MATERIAL SUPPLIED:
-------

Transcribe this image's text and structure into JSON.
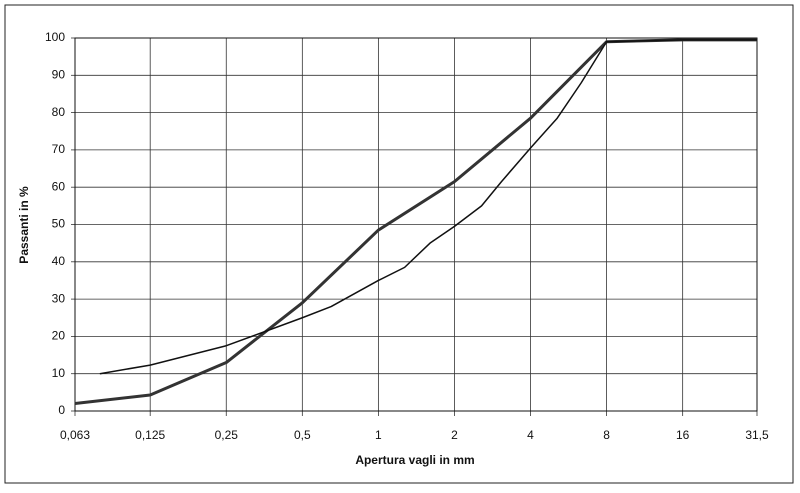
{
  "chart_data": {
    "type": "line",
    "xlabel": "Apertura vagli in mm",
    "ylabel": "Passanti in %",
    "xscale": "log",
    "xlim": [
      0.063,
      31.5
    ],
    "xticks": [
      {
        "value": 0.063,
        "label": "0,063"
      },
      {
        "value": 0.125,
        "label": "0,125"
      },
      {
        "value": 0.25,
        "label": "0,25"
      },
      {
        "value": 0.5,
        "label": "0,5"
      },
      1,
      2,
      4,
      8,
      16,
      {
        "value": 31.5,
        "label": "31,5"
      }
    ],
    "ylim": [
      0,
      100
    ],
    "yticks": [
      0,
      10,
      20,
      30,
      40,
      50,
      60,
      70,
      80,
      90,
      100
    ],
    "grid": true,
    "series": [
      {
        "color": "#333333",
        "x": [
          0.063,
          0.125,
          0.25,
          0.5,
          1,
          2,
          4,
          8,
          16,
          31.5
        ],
        "values": [
          2,
          4.3,
          13,
          29,
          48.5,
          61.5,
          78.5,
          99,
          99.5,
          99.5
        ]
      },
      {
        "color": "#111111",
        "x": [
          0.079,
          0.125,
          0.25,
          0.5,
          0.65,
          1,
          1.27,
          1.6,
          2,
          2.56,
          3.07,
          4,
          5.1,
          6.35,
          8,
          16,
          31.5
        ],
        "values": [
          10,
          12.3,
          17.5,
          25,
          28,
          35,
          38.5,
          45,
          49.5,
          55,
          61.5,
          70.5,
          78.5,
          88,
          99,
          99.5,
          99.5
        ]
      }
    ]
  }
}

-------

Make an exact copy of the records shown above, without the pictures.

Transcribe this image's text and structure into JSON.
{
  "chart_data": {
    "type": "line",
    "xlabel": "Apertura vagli in mm",
    "ylabel": "Passanti in %",
    "xscale": "log",
    "xlim": [
      0.063,
      31.5
    ],
    "xticks": [
      {
        "value": 0.063,
        "label": "0,063"
      },
      {
        "value": 0.125,
        "label": "0,125"
      },
      {
        "value": 0.25,
        "label": "0,25"
      },
      {
        "value": 0.5,
        "label": "0,5"
      },
      1,
      2,
      4,
      8,
      16,
      {
        "value": 31.5,
        "label": "31,5"
      }
    ],
    "ylim": [
      0,
      100
    ],
    "yticks": [
      0,
      10,
      20,
      30,
      40,
      50,
      60,
      70,
      80,
      90,
      100
    ],
    "grid": true,
    "series": [
      {
        "color": "#333333",
        "x": [
          0.063,
          0.125,
          0.25,
          0.5,
          1,
          2,
          4,
          8,
          16,
          31.5
        ],
        "values": [
          2,
          4.3,
          13,
          29,
          48.5,
          61.5,
          78.5,
          99,
          99.5,
          99.5
        ]
      },
      {
        "color": "#111111",
        "x": [
          0.079,
          0.125,
          0.25,
          0.5,
          0.65,
          1,
          1.27,
          1.6,
          2,
          2.56,
          3.07,
          4,
          5.1,
          6.35,
          8,
          16,
          31.5
        ],
        "values": [
          10,
          12.3,
          17.5,
          25,
          28,
          35,
          38.5,
          45,
          49.5,
          55,
          61.5,
          70.5,
          78.5,
          88,
          99,
          99.5,
          99.5
        ]
      }
    ]
  }
}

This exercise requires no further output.